**Task data:**
-- begin --
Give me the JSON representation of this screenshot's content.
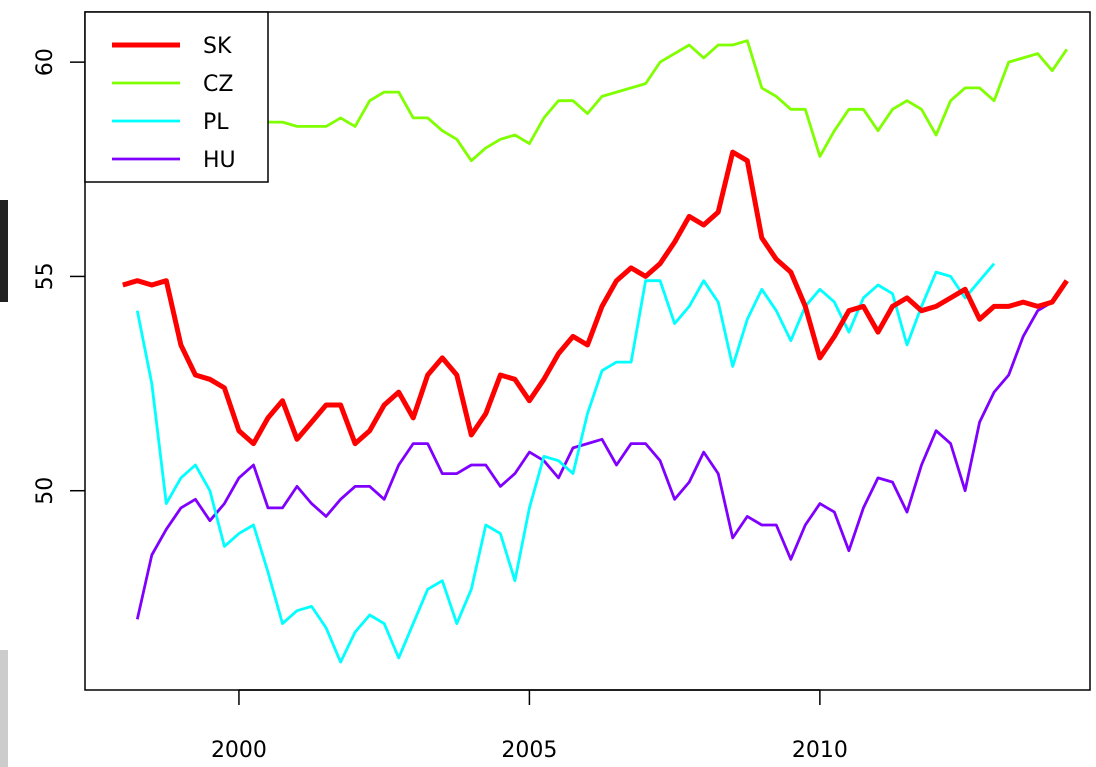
{
  "chart_data": {
    "type": "line",
    "x": [
      1998,
      1998.25,
      1998.5,
      1998.75,
      1999,
      1999.25,
      1999.5,
      1999.75,
      2000,
      2000.25,
      2000.5,
      2000.75,
      2001,
      2001.25,
      2001.5,
      2001.75,
      2002,
      2002.25,
      2002.5,
      2002.75,
      2003,
      2003.25,
      2003.5,
      2003.75,
      2004,
      2004.25,
      2004.5,
      2004.75,
      2005,
      2005.25,
      2005.5,
      2005.75,
      2006,
      2006.25,
      2006.5,
      2006.75,
      2007,
      2007.25,
      2007.5,
      2007.75,
      2008,
      2008.25,
      2008.5,
      2008.75,
      2009,
      2009.25,
      2009.5,
      2009.75,
      2010,
      2010.25,
      2010.5,
      2010.75,
      2011,
      2011.25,
      2011.5,
      2011.75,
      2012,
      2012.25,
      2012.5,
      2012.75,
      2013,
      2013.25,
      2013.5,
      2013.75,
      2014,
      2014.25
    ],
    "series": [
      {
        "name": "SK",
        "color": "#ff0000",
        "values": [
          54.8,
          54.9,
          54.8,
          54.9,
          53.4,
          52.7,
          52.6,
          52.4,
          51.4,
          51.1,
          51.7,
          52.1,
          51.2,
          51.6,
          52.0,
          52.0,
          51.1,
          51.4,
          52.0,
          52.3,
          51.7,
          52.7,
          53.1,
          52.7,
          51.3,
          51.8,
          52.7,
          52.6,
          52.1,
          52.6,
          53.2,
          53.6,
          53.4,
          54.3,
          54.9,
          55.2,
          55.0,
          55.3,
          55.8,
          56.4,
          56.2,
          56.5,
          57.9,
          57.7,
          55.9,
          55.4,
          55.1,
          54.3,
          53.1,
          53.6,
          54.2,
          54.3,
          53.7,
          54.3,
          54.5,
          54.2,
          54.3,
          54.5,
          54.7,
          54.0,
          54.3,
          54.3,
          54.4,
          54.3,
          54.4,
          54.9
        ]
      },
      {
        "name": "CZ",
        "color": "#7fff00",
        "values": [
          58.6,
          58.7,
          58.6,
          58.5,
          58.4,
          58.5,
          58.6,
          58.6,
          58.6,
          58.6,
          58.6,
          58.6,
          58.5,
          58.5,
          58.5,
          58.7,
          58.5,
          59.1,
          59.3,
          59.3,
          58.7,
          58.7,
          58.4,
          58.2,
          57.7,
          58.0,
          58.2,
          58.3,
          58.1,
          58.7,
          59.1,
          59.1,
          58.8,
          59.2,
          59.3,
          59.4,
          59.5,
          60.0,
          60.2,
          60.4,
          60.1,
          60.4,
          60.4,
          60.5,
          59.4,
          59.2,
          58.9,
          58.9,
          57.8,
          58.4,
          58.9,
          58.9,
          58.4,
          58.9,
          59.1,
          58.9,
          58.3,
          59.1,
          59.4,
          59.4,
          59.1,
          60.0,
          60.1,
          60.2,
          59.8,
          60.3
        ]
      },
      {
        "name": "PL",
        "color": "#00ffff",
        "values": [
          null,
          54.2,
          52.5,
          49.7,
          50.3,
          50.6,
          50.0,
          48.7,
          49.0,
          49.2,
          48.1,
          46.9,
          47.2,
          47.3,
          46.8,
          46.0,
          46.7,
          47.1,
          46.9,
          46.1,
          46.9,
          47.7,
          47.9,
          46.9,
          47.7,
          49.2,
          49.0,
          47.9,
          49.6,
          50.8,
          50.7,
          50.4,
          51.8,
          52.8,
          53.0,
          53.0,
          54.9,
          54.9,
          53.9,
          54.3,
          54.9,
          54.4,
          52.9,
          54.0,
          54.7,
          54.2,
          53.5,
          54.3,
          54.7,
          54.4,
          53.7,
          54.5,
          54.8,
          54.6,
          53.4,
          54.3,
          55.1,
          55.0,
          54.5,
          54.9,
          55.3,
          null,
          null,
          null,
          null,
          null
        ]
      },
      {
        "name": "HU",
        "color": "#8000ff",
        "values": [
          null,
          47.0,
          48.5,
          49.1,
          49.6,
          49.8,
          49.3,
          49.7,
          50.3,
          50.6,
          49.6,
          49.6,
          50.1,
          49.7,
          49.4,
          49.8,
          50.1,
          50.1,
          49.8,
          50.6,
          51.1,
          51.1,
          50.4,
          50.4,
          50.6,
          50.6,
          50.1,
          50.4,
          50.9,
          50.7,
          50.3,
          51.0,
          51.1,
          51.2,
          50.6,
          51.1,
          51.1,
          50.7,
          49.8,
          50.2,
          50.9,
          50.4,
          48.9,
          49.4,
          49.2,
          49.2,
          48.4,
          49.2,
          49.7,
          49.5,
          48.6,
          49.6,
          50.3,
          50.2,
          49.5,
          50.6,
          51.4,
          51.1,
          50.0,
          51.6,
          52.3,
          52.7,
          53.6,
          54.2,
          54.4,
          null
        ]
      }
    ],
    "xlim": [
      1997.35,
      2014.65
    ],
    "ylim": [
      45.35,
      61.17
    ],
    "xticks": [
      2000,
      2005,
      2010
    ],
    "yticks": [
      50,
      55,
      60
    ],
    "legend": "topleft"
  }
}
-- end --
**Task to complete:** Collect every line above that contains the word "color".

**Correct output:**
        "color": "#ff0000",
        "color": "#7fff00",
        "color": "#00ffff",
        "color": "#8000ff",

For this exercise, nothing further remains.